* _Stated exercise_: Search the material below for the string "color" and extract each line that has it.

* _Given data_:
□ □ □ □ □

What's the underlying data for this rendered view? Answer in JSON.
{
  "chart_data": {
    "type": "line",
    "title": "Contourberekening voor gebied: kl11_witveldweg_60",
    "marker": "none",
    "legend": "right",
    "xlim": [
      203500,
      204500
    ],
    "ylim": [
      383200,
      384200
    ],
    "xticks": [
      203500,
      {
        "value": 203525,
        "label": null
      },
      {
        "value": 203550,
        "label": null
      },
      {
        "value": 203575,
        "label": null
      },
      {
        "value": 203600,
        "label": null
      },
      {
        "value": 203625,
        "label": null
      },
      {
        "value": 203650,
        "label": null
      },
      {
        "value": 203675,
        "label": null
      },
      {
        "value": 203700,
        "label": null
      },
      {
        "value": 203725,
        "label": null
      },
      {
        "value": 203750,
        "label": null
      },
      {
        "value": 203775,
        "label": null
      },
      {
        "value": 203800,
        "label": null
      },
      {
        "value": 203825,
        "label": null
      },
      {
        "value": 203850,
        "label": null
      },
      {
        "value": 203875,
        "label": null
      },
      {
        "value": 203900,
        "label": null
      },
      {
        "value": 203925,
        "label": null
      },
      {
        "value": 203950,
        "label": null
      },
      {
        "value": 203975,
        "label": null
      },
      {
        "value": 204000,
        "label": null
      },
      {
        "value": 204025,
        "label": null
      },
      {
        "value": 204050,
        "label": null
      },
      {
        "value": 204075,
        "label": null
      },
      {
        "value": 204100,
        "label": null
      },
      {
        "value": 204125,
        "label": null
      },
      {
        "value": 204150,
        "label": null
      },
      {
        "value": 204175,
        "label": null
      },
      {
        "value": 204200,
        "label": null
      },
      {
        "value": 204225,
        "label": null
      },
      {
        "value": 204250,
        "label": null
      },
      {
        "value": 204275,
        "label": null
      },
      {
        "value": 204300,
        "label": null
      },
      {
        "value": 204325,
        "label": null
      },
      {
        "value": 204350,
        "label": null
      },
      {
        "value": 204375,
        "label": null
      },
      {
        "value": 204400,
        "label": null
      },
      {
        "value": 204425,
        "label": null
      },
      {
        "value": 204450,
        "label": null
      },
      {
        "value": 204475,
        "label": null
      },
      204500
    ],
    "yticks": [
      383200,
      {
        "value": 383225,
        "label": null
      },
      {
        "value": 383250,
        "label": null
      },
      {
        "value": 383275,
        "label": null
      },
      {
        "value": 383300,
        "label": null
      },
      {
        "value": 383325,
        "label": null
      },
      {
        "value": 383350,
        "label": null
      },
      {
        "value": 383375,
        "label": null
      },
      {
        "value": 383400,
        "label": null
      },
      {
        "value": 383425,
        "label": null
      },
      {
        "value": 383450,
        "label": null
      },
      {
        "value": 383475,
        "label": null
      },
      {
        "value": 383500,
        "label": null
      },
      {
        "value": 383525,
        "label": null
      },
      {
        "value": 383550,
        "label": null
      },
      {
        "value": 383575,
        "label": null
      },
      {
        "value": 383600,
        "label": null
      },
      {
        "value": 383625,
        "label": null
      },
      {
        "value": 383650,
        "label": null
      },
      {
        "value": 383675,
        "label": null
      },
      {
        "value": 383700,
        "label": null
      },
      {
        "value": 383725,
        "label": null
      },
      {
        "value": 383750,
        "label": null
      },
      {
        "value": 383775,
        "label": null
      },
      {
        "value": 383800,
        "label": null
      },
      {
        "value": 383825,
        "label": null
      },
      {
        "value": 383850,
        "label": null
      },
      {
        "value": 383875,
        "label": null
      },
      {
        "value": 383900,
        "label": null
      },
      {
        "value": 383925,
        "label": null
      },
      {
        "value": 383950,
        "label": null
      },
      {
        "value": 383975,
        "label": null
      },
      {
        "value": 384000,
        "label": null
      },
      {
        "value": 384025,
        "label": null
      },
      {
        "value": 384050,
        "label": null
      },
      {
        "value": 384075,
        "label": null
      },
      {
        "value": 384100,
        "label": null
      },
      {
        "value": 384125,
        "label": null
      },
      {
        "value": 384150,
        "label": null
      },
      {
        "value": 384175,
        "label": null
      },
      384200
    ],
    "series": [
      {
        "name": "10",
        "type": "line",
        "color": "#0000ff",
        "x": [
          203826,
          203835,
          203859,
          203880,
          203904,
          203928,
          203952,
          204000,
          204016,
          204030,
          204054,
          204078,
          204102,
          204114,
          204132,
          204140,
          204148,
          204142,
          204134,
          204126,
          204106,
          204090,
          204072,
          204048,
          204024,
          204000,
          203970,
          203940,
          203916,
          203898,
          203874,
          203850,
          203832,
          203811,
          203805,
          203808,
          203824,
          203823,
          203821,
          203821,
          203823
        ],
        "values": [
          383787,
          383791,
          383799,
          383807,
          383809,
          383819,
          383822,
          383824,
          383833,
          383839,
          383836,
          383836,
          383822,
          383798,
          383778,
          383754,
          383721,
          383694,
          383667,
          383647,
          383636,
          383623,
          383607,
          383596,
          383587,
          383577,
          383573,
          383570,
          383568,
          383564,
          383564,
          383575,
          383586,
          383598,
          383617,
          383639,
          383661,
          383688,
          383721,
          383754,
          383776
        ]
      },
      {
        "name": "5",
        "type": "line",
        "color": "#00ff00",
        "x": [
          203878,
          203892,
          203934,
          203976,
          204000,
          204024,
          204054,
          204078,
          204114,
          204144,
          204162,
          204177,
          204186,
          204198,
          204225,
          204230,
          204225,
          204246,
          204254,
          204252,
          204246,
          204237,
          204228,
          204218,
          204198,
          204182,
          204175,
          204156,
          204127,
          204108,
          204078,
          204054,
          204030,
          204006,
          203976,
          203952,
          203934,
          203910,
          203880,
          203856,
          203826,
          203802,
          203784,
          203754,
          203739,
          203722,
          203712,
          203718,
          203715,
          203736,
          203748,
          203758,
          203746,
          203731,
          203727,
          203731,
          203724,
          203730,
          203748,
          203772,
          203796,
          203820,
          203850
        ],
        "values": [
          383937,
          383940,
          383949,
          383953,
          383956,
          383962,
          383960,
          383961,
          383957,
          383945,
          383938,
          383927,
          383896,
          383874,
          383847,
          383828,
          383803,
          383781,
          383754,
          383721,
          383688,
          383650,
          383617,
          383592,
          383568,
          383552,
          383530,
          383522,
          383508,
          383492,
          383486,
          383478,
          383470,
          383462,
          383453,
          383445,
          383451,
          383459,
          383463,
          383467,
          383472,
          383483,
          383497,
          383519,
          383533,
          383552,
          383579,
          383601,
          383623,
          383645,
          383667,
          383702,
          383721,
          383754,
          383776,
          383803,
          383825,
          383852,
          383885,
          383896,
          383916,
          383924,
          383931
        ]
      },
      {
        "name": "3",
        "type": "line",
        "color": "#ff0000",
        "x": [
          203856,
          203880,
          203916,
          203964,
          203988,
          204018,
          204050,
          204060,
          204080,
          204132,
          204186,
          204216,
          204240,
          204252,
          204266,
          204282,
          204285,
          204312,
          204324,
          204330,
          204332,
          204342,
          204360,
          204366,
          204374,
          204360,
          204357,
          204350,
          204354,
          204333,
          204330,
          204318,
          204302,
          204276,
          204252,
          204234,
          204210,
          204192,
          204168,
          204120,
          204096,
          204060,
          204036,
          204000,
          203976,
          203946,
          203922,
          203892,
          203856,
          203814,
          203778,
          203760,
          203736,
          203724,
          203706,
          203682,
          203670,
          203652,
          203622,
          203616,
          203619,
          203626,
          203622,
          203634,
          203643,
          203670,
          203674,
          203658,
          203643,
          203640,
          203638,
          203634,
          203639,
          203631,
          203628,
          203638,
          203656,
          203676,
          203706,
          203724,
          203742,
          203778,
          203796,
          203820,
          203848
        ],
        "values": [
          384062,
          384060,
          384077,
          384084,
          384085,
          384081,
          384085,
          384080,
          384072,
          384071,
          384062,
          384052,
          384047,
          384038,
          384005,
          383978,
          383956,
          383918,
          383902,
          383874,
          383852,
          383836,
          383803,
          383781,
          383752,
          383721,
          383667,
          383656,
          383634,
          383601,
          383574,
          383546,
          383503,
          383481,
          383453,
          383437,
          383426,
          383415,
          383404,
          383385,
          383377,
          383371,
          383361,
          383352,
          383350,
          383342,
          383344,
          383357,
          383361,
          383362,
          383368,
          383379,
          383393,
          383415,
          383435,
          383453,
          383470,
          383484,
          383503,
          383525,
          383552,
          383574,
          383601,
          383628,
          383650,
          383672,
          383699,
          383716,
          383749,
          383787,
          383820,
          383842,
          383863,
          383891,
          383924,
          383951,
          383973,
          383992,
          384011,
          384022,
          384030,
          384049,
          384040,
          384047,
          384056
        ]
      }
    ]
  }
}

□ □ □ □ □

* _Written solution_:
        "color": "#0000ff",
        "color": "#00ff00",
        "color": "#ff0000",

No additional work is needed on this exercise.